PROBLEM STATEMENT:
Leave out every picture and restate word for word the lines from the one with "Parse this screenshot: output" to the final line.

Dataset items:
####################

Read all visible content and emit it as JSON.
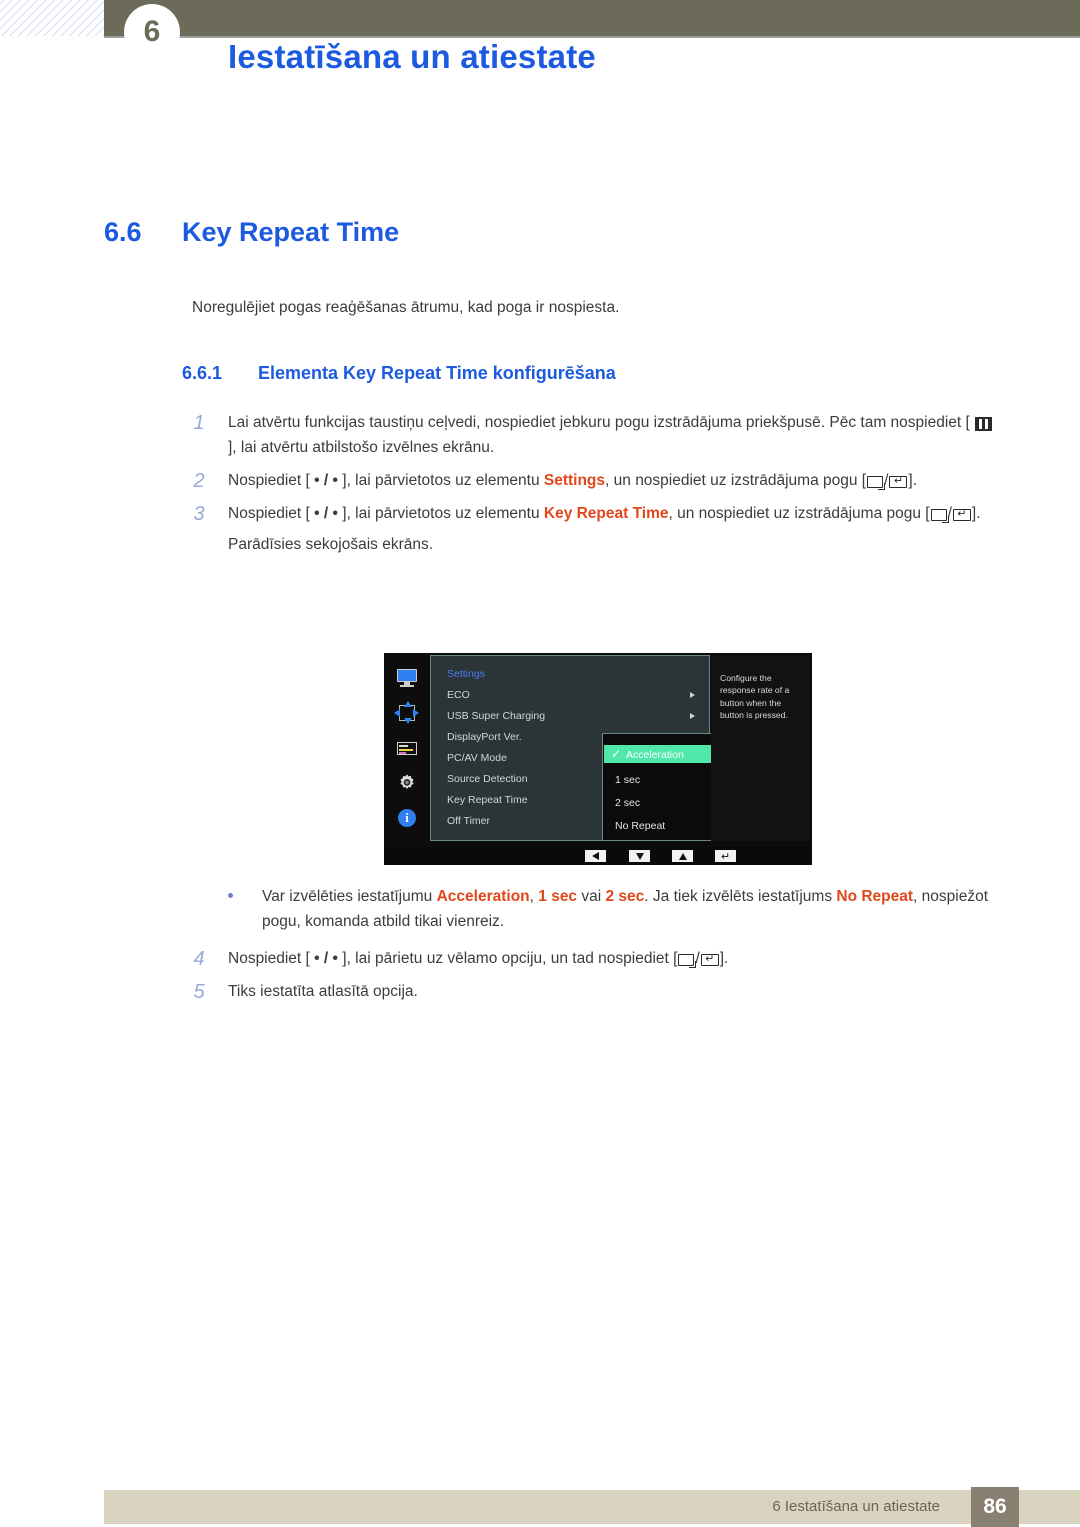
{
  "header": {
    "chapter_number": "6",
    "title": "Iestatīšana un atiestate"
  },
  "section": {
    "number": "6.6",
    "title": "Key Repeat Time",
    "intro": "Noregulējiet pogas reaģēšanas ātrumu, kad poga ir nospiesta."
  },
  "subsection": {
    "number": "6.6.1",
    "title": "Elementa Key Repeat Time konfigurēšana"
  },
  "steps": [
    {
      "num": "1",
      "parts": [
        {
          "t": "text",
          "v": "Lai atvērtu funkcijas taustiņu ceļvedi, nospiediet jebkuru pogu izstrādājuma priekšpusē. Pēc tam nospiediet [ "
        },
        {
          "t": "icon",
          "v": "menu-key-icon"
        },
        {
          "t": "text",
          "v": " ], lai atvērtu atbilstošo izvēlnes ekrānu."
        }
      ]
    },
    {
      "num": "2",
      "parts": [
        {
          "t": "text",
          "v": "Nospiediet [ "
        },
        {
          "t": "dots",
          "v": "• / •"
        },
        {
          "t": "text",
          "v": " ], lai pārvietotos uz elementu "
        },
        {
          "t": "hl",
          "v": "Settings"
        },
        {
          "t": "text",
          "v": ", un nospiediet uz izstrādājuma pogu ["
        },
        {
          "t": "icon",
          "v": "source-key-icon"
        },
        {
          "t": "text",
          "v": "/"
        },
        {
          "t": "icon",
          "v": "enter-key-icon"
        },
        {
          "t": "text",
          "v": "]."
        }
      ]
    },
    {
      "num": "3",
      "parts": [
        {
          "t": "text",
          "v": "Nospiediet [ "
        },
        {
          "t": "dots",
          "v": "• / •"
        },
        {
          "t": "text",
          "v": " ], lai pārvietotos uz elementu "
        },
        {
          "t": "hl",
          "v": "Key Repeat Time"
        },
        {
          "t": "text",
          "v": ", un nospiediet uz izstrādājuma pogu ["
        },
        {
          "t": "icon",
          "v": "source-key-icon"
        },
        {
          "t": "text",
          "v": "/"
        },
        {
          "t": "icon",
          "v": "enter-key-icon"
        },
        {
          "t": "text",
          "v": "]."
        }
      ],
      "note": "Parādīsies sekojošais ekrāns."
    }
  ],
  "bullet": {
    "parts": [
      {
        "t": "text",
        "v": "Var izvēlēties iestatījumu "
      },
      {
        "t": "hl",
        "v": "Acceleration"
      },
      {
        "t": "text",
        "v": ", "
      },
      {
        "t": "hl",
        "v": "1 sec"
      },
      {
        "t": "text",
        "v": " vai "
      },
      {
        "t": "hl",
        "v": "2 sec"
      },
      {
        "t": "text",
        "v": ". Ja tiek izvēlēts iestatījums "
      },
      {
        "t": "hl",
        "v": "No Repeat"
      },
      {
        "t": "text",
        "v": ", nospiežot pogu, komanda atbild tikai vienreiz."
      }
    ]
  },
  "steps_after": [
    {
      "num": "4",
      "parts": [
        {
          "t": "text",
          "v": "Nospiediet [ "
        },
        {
          "t": "dots",
          "v": "• / •"
        },
        {
          "t": "text",
          "v": " ], lai pārietu uz vēlamo opciju, un tad nospiediet ["
        },
        {
          "t": "icon",
          "v": "source-key-icon"
        },
        {
          "t": "text",
          "v": "/"
        },
        {
          "t": "icon",
          "v": "enter-key-icon"
        },
        {
          "t": "text",
          "v": "]."
        }
      ]
    },
    {
      "num": "5",
      "parts": [
        {
          "t": "text",
          "v": "Tiks iestatīta atlasītā opcija."
        }
      ]
    }
  ],
  "osd": {
    "icons": [
      "monitor-icon",
      "picture-position-icon",
      "osd-display-icon",
      "gear-icon",
      "info-icon"
    ],
    "menu": {
      "title": "Settings",
      "items": [
        {
          "label": "ECO",
          "has_arrow": true
        },
        {
          "label": "USB Super Charging",
          "has_arrow": true
        },
        {
          "label": "DisplayPort Ver.",
          "has_arrow": false
        },
        {
          "label": "PC/AV Mode",
          "has_arrow": false
        },
        {
          "label": "Source Detection",
          "has_arrow": false
        },
        {
          "label": "Key Repeat Time",
          "has_arrow": false
        },
        {
          "label": "Off Timer",
          "has_arrow": false
        }
      ]
    },
    "submenu": {
      "selected": "Acceleration",
      "options": [
        "1 sec",
        "2 sec",
        "No Repeat"
      ]
    },
    "tooltip": "Configure the response rate of a button when the button is pressed.",
    "bottom_buttons": [
      "left-arrow-button",
      "down-arrow-button",
      "up-arrow-button",
      "enter-button"
    ],
    "colors": {
      "highlight": "#4fe8aa",
      "menu_bg": "#2b3436",
      "title_blue": "#4a7cf0"
    }
  },
  "footer": {
    "text": "6 Iestatīšana un atiestate",
    "page": "86"
  },
  "theme": {
    "accent_blue": "#1c5ae0",
    "highlight_red": "#e2471c",
    "header_olive": "#6c6a58",
    "footer_beige": "#d8d4c0"
  }
}
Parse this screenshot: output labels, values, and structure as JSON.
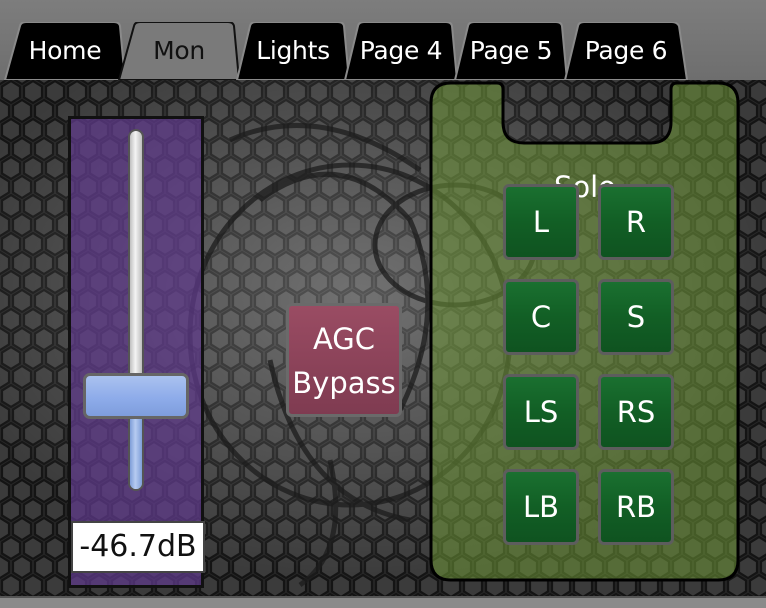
{
  "tabs": [
    {
      "label": "Home",
      "active": false
    },
    {
      "label": "Mon",
      "active": true
    },
    {
      "label": "Lights",
      "active": false
    },
    {
      "label": "Page 4",
      "active": false
    },
    {
      "label": "Page 5",
      "active": false
    },
    {
      "label": "Page 6",
      "active": false
    }
  ],
  "fader": {
    "readout": "-46.7dB",
    "level": 0.22
  },
  "agc": {
    "line1": "AGC",
    "line2": "Bypass"
  },
  "solo": {
    "title": "Solo",
    "buttons": [
      "L",
      "R",
      "C",
      "S",
      "LS",
      "RS",
      "LB",
      "RB"
    ]
  },
  "colors": {
    "fader_bg": "#603a8c",
    "solo_group_bg": "#5c7a32",
    "solo_button": "#136129",
    "agc_button": "#8d455b"
  }
}
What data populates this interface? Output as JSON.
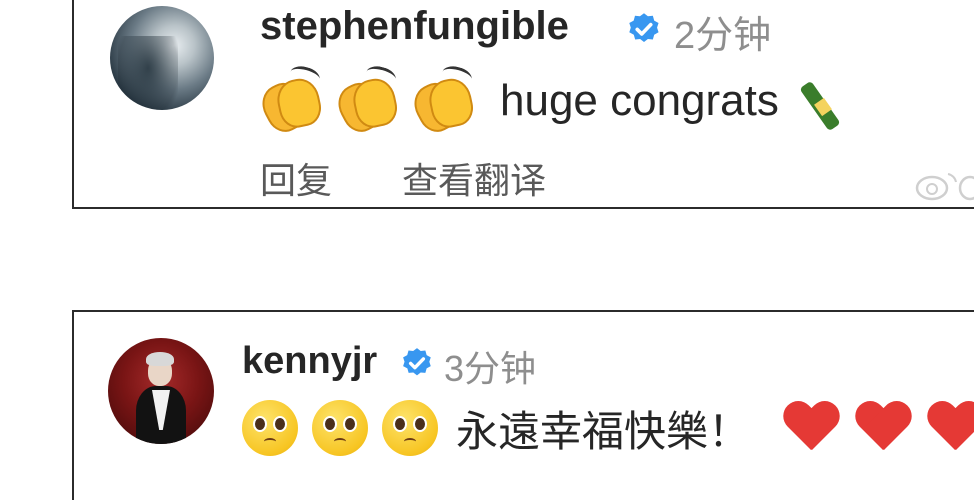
{
  "comments": [
    {
      "username": "stephenfungible",
      "time": "2分钟",
      "text": "huge congrats",
      "actions": {
        "reply": "回复",
        "translate": "查看翻译"
      },
      "emoji_before": "clapping-hands",
      "emoji_after": "champagne-bottle"
    },
    {
      "username": "kennyjr",
      "time": "3分钟",
      "text": "永遠幸福快樂！",
      "emoji_before": "pleading-face",
      "emoji_after": "red-heart"
    }
  ],
  "colors": {
    "verified": "#3897f0",
    "heart": "#e53935",
    "muted": "#8e8e8e"
  }
}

####################

ANSWER FOR THIS EXERCISE:
Parse this screenshot: output labels, values, and structure as JSON.
{
  "tabs": [
    {
      "label": "Home",
      "active": false
    },
    {
      "label": "Mon",
      "active": true
    },
    {
      "label": "Lights",
      "active": false
    },
    {
      "label": "Page 4",
      "active": false
    },
    {
      "label": "Page 5",
      "active": false
    },
    {
      "label": "Page 6",
      "active": false
    }
  ],
  "fader": {
    "readout": "-46.7dB",
    "level": 0.22
  },
  "agc": {
    "line1": "AGC",
    "line2": "Bypass"
  },
  "solo": {
    "title": "Solo",
    "buttons": [
      "L",
      "R",
      "C",
      "S",
      "LS",
      "RS",
      "LB",
      "RB"
    ]
  },
  "colors": {
    "fader_bg": "#603a8c",
    "solo_group_bg": "#5c7a32",
    "solo_button": "#136129",
    "agc_button": "#8d455b"
  }
}
What data populates this interface? Output as JSON.
{
  "comments": [
    {
      "username": "stephenfungible",
      "time": "2分钟",
      "text": "huge congrats",
      "actions": {
        "reply": "回复",
        "translate": "查看翻译"
      },
      "emoji_before": "clapping-hands",
      "emoji_after": "champagne-bottle"
    },
    {
      "username": "kennyjr",
      "time": "3分钟",
      "text": "永遠幸福快樂！",
      "emoji_before": "pleading-face",
      "emoji_after": "red-heart"
    }
  ],
  "colors": {
    "verified": "#3897f0",
    "heart": "#e53935",
    "muted": "#8e8e8e"
  }
}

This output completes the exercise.